--- YOUR OBJECTIVE ---
Find the lines below that contain the string "sont". Copy each one.

--- MATERIAL FOR THIS EXERCISE ---
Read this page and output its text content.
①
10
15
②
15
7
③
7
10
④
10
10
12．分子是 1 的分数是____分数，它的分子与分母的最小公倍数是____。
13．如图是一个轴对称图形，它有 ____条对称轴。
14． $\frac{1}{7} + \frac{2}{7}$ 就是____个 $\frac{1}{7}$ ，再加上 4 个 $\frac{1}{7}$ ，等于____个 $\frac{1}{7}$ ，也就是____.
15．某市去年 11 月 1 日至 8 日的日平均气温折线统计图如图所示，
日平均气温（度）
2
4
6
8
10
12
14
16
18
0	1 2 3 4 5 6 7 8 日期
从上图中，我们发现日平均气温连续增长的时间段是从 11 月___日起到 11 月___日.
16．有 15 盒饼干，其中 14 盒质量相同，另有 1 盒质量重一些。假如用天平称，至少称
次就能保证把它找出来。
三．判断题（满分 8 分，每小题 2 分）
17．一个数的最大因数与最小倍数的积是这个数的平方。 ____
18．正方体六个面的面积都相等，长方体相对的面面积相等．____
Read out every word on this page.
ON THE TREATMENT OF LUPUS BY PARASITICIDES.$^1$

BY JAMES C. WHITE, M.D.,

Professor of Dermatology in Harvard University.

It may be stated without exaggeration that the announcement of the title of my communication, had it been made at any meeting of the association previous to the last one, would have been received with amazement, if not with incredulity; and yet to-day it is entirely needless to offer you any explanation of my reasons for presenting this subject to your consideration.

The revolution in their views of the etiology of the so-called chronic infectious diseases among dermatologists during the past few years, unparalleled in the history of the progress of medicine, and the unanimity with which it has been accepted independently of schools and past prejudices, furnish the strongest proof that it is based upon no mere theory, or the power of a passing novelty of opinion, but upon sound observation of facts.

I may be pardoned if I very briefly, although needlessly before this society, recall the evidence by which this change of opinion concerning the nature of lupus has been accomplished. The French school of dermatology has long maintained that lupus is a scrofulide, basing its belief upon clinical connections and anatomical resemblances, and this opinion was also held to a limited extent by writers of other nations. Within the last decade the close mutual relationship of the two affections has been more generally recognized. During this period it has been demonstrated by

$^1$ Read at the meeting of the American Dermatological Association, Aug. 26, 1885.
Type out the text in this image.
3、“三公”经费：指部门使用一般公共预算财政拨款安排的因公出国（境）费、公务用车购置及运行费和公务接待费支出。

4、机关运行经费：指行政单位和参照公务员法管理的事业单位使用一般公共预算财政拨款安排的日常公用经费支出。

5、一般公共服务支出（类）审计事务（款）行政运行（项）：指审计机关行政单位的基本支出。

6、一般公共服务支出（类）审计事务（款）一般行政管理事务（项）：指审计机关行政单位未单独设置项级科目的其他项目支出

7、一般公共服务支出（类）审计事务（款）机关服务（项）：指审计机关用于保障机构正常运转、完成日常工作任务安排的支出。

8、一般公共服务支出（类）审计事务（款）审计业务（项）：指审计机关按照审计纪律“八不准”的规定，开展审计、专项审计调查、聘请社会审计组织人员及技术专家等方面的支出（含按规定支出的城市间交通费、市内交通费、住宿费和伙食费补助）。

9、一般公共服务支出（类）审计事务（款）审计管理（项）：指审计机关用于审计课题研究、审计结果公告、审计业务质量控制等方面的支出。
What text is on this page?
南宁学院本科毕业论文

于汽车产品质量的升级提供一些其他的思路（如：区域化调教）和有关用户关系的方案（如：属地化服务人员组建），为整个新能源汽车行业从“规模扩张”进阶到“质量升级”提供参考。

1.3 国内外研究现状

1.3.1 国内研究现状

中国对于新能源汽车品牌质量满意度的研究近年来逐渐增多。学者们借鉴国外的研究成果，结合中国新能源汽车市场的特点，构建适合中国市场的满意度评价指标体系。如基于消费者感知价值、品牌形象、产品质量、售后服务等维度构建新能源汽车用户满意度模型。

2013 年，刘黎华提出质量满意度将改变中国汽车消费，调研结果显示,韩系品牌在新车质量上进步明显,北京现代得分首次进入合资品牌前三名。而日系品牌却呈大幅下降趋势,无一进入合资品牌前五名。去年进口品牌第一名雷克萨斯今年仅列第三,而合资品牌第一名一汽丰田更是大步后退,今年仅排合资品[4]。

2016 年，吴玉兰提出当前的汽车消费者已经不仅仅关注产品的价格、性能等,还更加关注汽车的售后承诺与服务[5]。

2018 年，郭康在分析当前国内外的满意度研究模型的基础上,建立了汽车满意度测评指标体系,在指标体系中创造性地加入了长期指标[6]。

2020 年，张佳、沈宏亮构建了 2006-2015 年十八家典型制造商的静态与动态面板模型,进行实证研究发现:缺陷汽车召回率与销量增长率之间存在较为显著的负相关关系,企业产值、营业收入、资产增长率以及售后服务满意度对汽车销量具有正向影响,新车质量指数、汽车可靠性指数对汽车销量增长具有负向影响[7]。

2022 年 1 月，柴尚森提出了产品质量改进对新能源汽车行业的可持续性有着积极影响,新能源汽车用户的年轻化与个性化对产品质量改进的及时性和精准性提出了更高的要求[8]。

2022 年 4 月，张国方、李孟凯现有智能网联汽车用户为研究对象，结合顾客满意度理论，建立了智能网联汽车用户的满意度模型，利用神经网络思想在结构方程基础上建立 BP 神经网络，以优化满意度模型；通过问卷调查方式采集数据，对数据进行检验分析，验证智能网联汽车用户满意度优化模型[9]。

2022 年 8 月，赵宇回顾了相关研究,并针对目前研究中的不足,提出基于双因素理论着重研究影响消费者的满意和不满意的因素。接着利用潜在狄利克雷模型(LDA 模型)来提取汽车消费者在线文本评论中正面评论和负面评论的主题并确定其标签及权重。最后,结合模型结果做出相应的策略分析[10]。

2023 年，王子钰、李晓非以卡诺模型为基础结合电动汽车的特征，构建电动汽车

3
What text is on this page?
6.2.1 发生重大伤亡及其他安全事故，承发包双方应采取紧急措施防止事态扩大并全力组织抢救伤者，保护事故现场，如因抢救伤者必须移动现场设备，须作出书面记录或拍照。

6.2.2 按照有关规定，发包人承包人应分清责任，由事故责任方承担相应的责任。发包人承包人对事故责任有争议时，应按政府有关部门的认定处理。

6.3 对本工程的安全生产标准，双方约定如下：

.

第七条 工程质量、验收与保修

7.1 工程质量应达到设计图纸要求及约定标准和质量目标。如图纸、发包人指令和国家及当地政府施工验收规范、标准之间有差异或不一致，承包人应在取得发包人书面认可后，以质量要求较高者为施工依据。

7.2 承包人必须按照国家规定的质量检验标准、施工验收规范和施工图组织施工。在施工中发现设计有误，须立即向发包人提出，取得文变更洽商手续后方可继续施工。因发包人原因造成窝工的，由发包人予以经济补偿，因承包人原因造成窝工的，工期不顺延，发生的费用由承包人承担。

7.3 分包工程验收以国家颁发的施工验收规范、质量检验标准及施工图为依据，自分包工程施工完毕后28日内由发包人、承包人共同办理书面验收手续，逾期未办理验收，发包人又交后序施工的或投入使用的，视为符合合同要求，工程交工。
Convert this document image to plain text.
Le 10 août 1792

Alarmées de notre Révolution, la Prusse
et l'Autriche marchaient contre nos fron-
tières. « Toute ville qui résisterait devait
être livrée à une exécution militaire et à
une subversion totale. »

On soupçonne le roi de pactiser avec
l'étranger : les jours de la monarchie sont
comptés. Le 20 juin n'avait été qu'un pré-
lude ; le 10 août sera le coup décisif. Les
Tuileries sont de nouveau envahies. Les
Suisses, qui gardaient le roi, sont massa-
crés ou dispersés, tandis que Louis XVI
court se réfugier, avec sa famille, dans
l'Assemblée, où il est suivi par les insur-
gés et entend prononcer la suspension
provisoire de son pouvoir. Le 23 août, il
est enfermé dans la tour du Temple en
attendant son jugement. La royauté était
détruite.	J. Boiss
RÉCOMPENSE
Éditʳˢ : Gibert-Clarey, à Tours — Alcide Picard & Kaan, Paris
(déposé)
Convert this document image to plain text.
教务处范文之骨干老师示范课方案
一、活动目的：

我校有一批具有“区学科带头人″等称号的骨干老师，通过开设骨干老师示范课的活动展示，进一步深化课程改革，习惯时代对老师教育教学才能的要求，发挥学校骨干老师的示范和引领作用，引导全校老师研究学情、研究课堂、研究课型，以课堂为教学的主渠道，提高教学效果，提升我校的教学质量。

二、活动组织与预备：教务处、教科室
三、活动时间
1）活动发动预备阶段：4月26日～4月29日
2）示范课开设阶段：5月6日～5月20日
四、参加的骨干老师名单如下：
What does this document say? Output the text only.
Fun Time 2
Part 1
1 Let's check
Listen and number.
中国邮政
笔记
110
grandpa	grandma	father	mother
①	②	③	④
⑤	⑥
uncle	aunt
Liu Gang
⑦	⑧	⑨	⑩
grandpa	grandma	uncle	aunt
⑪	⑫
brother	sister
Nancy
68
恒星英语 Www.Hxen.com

--- TASK OUTPUT ---
l'étranger : les jours de la monarchie sont
Tuileries sont de nouveau envahies. Les
Suisses, qui gardaient le roi, sont massa-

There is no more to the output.